■ **What you will do**
Write out the listing below without alteration, omitting its pictures.

■ **Material supplied**
···
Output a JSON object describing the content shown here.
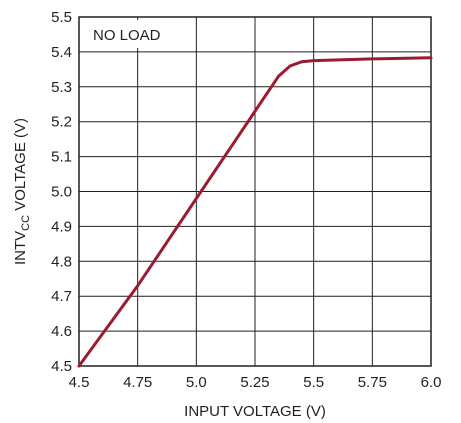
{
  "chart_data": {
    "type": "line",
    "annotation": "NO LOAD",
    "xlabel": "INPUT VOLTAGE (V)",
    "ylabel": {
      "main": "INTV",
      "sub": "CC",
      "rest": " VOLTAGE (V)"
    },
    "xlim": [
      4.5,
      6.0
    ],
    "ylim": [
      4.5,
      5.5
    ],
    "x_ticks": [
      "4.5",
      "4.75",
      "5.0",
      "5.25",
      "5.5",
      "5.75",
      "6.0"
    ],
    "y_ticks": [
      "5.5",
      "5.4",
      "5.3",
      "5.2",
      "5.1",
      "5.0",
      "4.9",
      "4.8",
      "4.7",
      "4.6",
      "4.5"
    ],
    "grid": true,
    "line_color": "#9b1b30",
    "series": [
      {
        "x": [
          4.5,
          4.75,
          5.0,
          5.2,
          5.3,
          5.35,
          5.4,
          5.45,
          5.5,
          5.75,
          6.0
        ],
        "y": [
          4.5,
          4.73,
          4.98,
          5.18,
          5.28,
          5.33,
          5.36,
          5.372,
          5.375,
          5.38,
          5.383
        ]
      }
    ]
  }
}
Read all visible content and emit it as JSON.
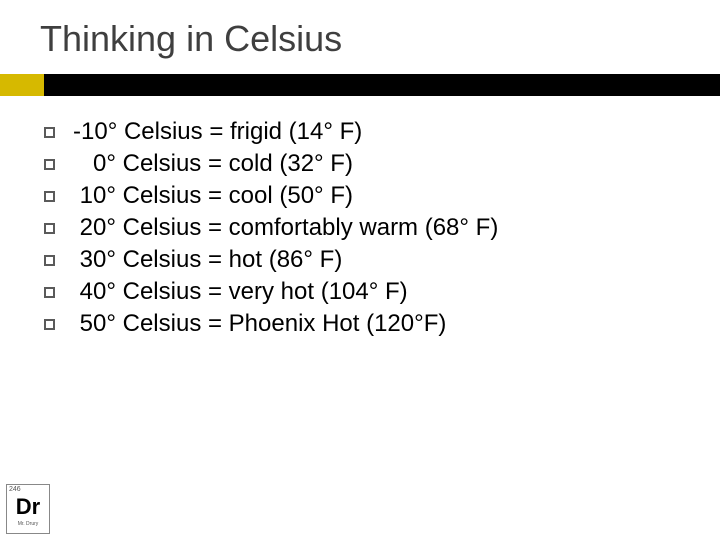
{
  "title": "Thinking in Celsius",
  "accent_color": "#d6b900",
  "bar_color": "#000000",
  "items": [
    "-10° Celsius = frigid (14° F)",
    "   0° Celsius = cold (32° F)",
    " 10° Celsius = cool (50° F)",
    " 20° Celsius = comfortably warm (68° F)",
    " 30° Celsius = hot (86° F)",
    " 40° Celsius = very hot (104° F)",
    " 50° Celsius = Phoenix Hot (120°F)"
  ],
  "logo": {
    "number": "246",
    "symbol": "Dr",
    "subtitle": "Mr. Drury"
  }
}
···
■ **Finished answer**
Output a JSON object describing the content shown here.
{
  "chart_data": {
    "type": "line",
    "annotation": "NO LOAD",
    "xlabel": "INPUT VOLTAGE (V)",
    "ylabel": {
      "main": "INTV",
      "sub": "CC",
      "rest": " VOLTAGE (V)"
    },
    "xlim": [
      4.5,
      6.0
    ],
    "ylim": [
      4.5,
      5.5
    ],
    "x_ticks": [
      "4.5",
      "4.75",
      "5.0",
      "5.25",
      "5.5",
      "5.75",
      "6.0"
    ],
    "y_ticks": [
      "5.5",
      "5.4",
      "5.3",
      "5.2",
      "5.1",
      "5.0",
      "4.9",
      "4.8",
      "4.7",
      "4.6",
      "4.5"
    ],
    "grid": true,
    "line_color": "#9b1b30",
    "series": [
      {
        "x": [
          4.5,
          4.75,
          5.0,
          5.2,
          5.3,
          5.35,
          5.4,
          5.45,
          5.5,
          5.75,
          6.0
        ],
        "y": [
          4.5,
          4.73,
          4.98,
          5.18,
          5.28,
          5.33,
          5.36,
          5.372,
          5.375,
          5.38,
          5.383
        ]
      }
    ]
  }
}
Read all visible content and emit it as JSON.
{
  "title": "Thinking in Celsius",
  "accent_color": "#d6b900",
  "bar_color": "#000000",
  "items": [
    "-10° Celsius = frigid (14° F)",
    "   0° Celsius = cold (32° F)",
    " 10° Celsius = cool (50° F)",
    " 20° Celsius = comfortably warm (68° F)",
    " 30° Celsius = hot (86° F)",
    " 40° Celsius = very hot (104° F)",
    " 50° Celsius = Phoenix Hot (120°F)"
  ],
  "logo": {
    "number": "246",
    "symbol": "Dr",
    "subtitle": "Mr. Drury"
  }
}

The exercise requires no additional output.